_THE TASK_: Copy out the records from the start through the line containing "heatmap-column <box>479 138 576 478</box>", both ends included, reproducing each line unchanged.

** Start of LISTED ENTRIES **

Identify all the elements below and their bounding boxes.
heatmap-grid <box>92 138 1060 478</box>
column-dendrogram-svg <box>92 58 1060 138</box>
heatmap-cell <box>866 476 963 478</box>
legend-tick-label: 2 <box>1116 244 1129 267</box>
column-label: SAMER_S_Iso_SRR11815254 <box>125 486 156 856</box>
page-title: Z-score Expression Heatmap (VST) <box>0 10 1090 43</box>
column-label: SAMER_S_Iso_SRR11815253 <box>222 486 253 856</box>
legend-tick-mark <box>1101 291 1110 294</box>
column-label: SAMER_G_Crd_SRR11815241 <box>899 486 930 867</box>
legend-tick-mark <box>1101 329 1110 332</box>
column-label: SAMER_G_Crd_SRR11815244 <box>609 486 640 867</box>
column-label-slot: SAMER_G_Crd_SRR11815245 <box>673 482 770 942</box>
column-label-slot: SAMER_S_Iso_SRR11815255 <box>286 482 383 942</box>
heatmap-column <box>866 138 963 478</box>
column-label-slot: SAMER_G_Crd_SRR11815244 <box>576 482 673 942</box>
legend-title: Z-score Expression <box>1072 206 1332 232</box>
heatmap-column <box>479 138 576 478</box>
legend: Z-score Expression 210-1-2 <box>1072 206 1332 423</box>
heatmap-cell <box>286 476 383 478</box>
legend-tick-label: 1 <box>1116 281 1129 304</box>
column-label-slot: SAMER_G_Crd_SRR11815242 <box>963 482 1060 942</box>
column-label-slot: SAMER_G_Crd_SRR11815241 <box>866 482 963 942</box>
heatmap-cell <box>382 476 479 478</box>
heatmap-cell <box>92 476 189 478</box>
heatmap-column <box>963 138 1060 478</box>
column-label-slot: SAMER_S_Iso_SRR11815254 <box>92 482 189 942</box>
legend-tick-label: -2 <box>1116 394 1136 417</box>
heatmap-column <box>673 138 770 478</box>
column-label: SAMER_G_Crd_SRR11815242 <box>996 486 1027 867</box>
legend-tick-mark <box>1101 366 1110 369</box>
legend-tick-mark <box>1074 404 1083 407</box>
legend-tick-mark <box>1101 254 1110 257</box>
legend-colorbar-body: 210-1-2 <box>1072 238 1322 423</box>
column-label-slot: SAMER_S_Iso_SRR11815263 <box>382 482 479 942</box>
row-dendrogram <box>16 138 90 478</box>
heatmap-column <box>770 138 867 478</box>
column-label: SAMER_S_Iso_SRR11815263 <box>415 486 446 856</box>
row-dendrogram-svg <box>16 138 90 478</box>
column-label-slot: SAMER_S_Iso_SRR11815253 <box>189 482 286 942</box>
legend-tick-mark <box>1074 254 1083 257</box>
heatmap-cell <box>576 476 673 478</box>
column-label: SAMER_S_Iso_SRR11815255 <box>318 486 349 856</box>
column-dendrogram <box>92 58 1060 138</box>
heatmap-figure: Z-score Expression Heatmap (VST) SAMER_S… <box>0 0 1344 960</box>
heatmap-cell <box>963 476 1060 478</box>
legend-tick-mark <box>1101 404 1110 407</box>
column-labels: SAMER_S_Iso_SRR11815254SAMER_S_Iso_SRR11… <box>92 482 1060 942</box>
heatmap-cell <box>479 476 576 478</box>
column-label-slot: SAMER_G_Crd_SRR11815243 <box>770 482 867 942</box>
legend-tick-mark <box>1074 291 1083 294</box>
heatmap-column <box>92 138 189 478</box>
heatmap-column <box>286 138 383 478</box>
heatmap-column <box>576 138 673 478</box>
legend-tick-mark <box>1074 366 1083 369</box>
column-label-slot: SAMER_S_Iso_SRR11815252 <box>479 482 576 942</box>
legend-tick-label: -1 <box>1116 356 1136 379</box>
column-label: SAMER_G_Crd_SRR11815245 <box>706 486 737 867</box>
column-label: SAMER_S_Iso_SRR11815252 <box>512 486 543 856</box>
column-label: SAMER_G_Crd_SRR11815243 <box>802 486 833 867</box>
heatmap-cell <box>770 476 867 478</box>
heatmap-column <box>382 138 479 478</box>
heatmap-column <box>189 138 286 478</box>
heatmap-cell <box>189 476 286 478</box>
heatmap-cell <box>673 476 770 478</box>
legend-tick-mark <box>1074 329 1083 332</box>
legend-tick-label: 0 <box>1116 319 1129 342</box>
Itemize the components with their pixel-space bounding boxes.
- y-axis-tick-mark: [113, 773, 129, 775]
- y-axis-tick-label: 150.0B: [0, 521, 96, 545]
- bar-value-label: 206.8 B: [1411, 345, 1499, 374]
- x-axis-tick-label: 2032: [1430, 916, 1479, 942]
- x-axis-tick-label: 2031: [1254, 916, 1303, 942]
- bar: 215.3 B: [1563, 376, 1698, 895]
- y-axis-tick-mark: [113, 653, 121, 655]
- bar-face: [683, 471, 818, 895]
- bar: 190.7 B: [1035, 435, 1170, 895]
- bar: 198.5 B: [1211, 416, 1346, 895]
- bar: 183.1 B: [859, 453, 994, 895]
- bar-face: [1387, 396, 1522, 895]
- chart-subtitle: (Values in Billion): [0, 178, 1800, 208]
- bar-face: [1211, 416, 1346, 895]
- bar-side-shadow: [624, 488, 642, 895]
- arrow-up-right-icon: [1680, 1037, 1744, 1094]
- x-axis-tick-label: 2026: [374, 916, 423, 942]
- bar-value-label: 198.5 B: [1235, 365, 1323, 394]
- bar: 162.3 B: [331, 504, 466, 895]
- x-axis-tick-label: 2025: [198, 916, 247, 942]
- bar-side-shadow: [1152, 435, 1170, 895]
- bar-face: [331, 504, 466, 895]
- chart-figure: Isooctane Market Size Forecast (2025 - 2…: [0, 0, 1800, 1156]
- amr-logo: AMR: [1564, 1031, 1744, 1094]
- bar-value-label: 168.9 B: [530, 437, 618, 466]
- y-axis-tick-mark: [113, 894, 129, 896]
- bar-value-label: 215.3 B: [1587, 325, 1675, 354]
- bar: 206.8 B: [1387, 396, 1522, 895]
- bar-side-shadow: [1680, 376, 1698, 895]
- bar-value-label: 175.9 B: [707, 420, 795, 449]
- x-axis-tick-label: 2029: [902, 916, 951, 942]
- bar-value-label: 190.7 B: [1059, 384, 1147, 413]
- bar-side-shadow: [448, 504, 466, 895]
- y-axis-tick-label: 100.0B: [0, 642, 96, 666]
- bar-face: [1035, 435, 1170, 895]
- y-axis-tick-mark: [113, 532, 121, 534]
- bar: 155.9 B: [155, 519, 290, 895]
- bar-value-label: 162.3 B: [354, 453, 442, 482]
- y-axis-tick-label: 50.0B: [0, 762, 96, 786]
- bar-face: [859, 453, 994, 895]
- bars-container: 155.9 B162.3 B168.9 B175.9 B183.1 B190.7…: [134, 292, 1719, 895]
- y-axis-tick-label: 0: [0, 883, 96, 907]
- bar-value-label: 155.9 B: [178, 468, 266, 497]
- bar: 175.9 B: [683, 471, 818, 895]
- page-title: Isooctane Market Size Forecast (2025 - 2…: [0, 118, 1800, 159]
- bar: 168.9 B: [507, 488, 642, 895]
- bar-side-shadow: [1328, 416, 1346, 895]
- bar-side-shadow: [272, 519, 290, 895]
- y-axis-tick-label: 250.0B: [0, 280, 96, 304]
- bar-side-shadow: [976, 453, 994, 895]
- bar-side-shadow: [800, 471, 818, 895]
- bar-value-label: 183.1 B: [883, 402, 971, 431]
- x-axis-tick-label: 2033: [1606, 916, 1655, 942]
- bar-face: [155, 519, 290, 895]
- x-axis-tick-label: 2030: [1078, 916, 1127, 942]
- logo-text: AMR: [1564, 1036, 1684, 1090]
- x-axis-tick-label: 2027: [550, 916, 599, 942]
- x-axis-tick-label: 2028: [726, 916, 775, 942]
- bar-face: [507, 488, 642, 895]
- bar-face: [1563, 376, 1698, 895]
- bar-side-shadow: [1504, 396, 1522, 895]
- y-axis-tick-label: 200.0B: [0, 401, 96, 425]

** End of LISTED ENTRIES **

_RESPONSE BELOW_:
Identify all the elements below and their bounding boxes.
heatmap-grid <box>92 138 1060 478</box>
column-dendrogram-svg <box>92 58 1060 138</box>
heatmap-cell <box>866 476 963 478</box>
legend-tick-label: 2 <box>1116 244 1129 267</box>
column-label: SAMER_S_Iso_SRR11815254 <box>125 486 156 856</box>
page-title: Z-score Expression Heatmap (VST) <box>0 10 1090 43</box>
column-label: SAMER_S_Iso_SRR11815253 <box>222 486 253 856</box>
legend-tick-mark <box>1101 291 1110 294</box>
column-label: SAMER_G_Crd_SRR11815241 <box>899 486 930 867</box>
legend-tick-mark <box>1101 329 1110 332</box>
column-label: SAMER_G_Crd_SRR11815244 <box>609 486 640 867</box>
column-label-slot: SAMER_G_Crd_SRR11815245 <box>673 482 770 942</box>
column-label-slot: SAMER_S_Iso_SRR11815255 <box>286 482 383 942</box>
heatmap-column <box>866 138 963 478</box>
column-label-slot: SAMER_G_Crd_SRR11815244 <box>576 482 673 942</box>
legend-title: Z-score Expression <box>1072 206 1332 232</box>
heatmap-column <box>479 138 576 478</box>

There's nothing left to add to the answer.